**AIM OF THE EXERCISE**: The entries below need to be written out exactly, with no pictures included.

#####

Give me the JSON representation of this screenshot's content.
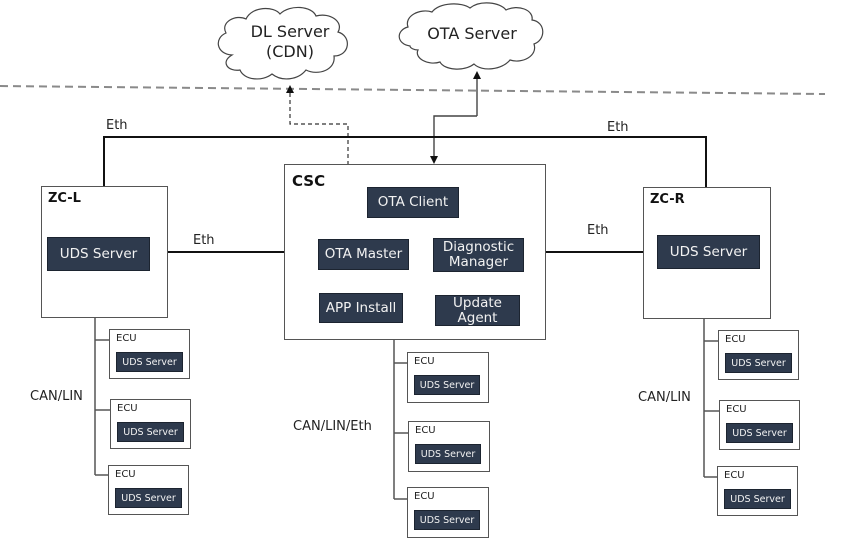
{
  "clouds": {
    "dl_server": {
      "line1": "DL Server",
      "line2": "(CDN)"
    },
    "ota_server": {
      "label": "OTA Server"
    }
  },
  "csc": {
    "title": "CSC",
    "modules": {
      "ota_client": "OTA Client",
      "ota_master": "OTA Master",
      "diagnostic_manager": "Diagnostic Manager",
      "app_install": "APP Install",
      "update_agent": "Update Agent"
    }
  },
  "zc_left": {
    "title": "ZC-L",
    "module": "UDS Server"
  },
  "zc_right": {
    "title": "ZC-R",
    "module": "UDS Server"
  },
  "links": {
    "eth_top_left": "Eth",
    "eth_top_right": "Eth",
    "eth_left": "Eth",
    "eth_right": "Eth",
    "bus_left": "CAN/LIN",
    "bus_center": "CAN/LIN/Eth",
    "bus_right": "CAN/LIN"
  },
  "ecu_groups": {
    "left": [
      {
        "label": "ECU",
        "module": "UDS Server"
      },
      {
        "label": "ECU",
        "module": "UDS Server"
      },
      {
        "label": "ECU",
        "module": "UDS Server"
      }
    ],
    "center": [
      {
        "label": "ECU",
        "module": "UDS Server"
      },
      {
        "label": "ECU",
        "module": "UDS Server"
      },
      {
        "label": "ECU",
        "module": "UDS Server"
      }
    ],
    "right": [
      {
        "label": "ECU",
        "module": "UDS Server"
      },
      {
        "label": "ECU",
        "module": "UDS Server"
      },
      {
        "label": "ECU",
        "module": "UDS Server"
      }
    ]
  }
}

#####

**FINAL RESULT**:
Give me the JSON representation of this screenshot's content.
{
  "clouds": {
    "dl_server": {
      "line1": "DL Server",
      "line2": "(CDN)"
    },
    "ota_server": {
      "label": "OTA Server"
    }
  },
  "csc": {
    "title": "CSC",
    "modules": {
      "ota_client": "OTA Client",
      "ota_master": "OTA Master",
      "diagnostic_manager": "Diagnostic Manager",
      "app_install": "APP Install",
      "update_agent": "Update Agent"
    }
  },
  "zc_left": {
    "title": "ZC-L",
    "module": "UDS Server"
  },
  "zc_right": {
    "title": "ZC-R",
    "module": "UDS Server"
  },
  "links": {
    "eth_top_left": "Eth",
    "eth_top_right": "Eth",
    "eth_left": "Eth",
    "eth_right": "Eth",
    "bus_left": "CAN/LIN",
    "bus_center": "CAN/LIN/Eth",
    "bus_right": "CAN/LIN"
  },
  "ecu_groups": {
    "left": [
      {
        "label": "ECU",
        "module": "UDS Server"
      },
      {
        "label": "ECU",
        "module": "UDS Server"
      },
      {
        "label": "ECU",
        "module": "UDS Server"
      }
    ],
    "center": [
      {
        "label": "ECU",
        "module": "UDS Server"
      },
      {
        "label": "ECU",
        "module": "UDS Server"
      },
      {
        "label": "ECU",
        "module": "UDS Server"
      }
    ],
    "right": [
      {
        "label": "ECU",
        "module": "UDS Server"
      },
      {
        "label": "ECU",
        "module": "UDS Server"
      },
      {
        "label": "ECU",
        "module": "UDS Server"
      }
    ]
  }
}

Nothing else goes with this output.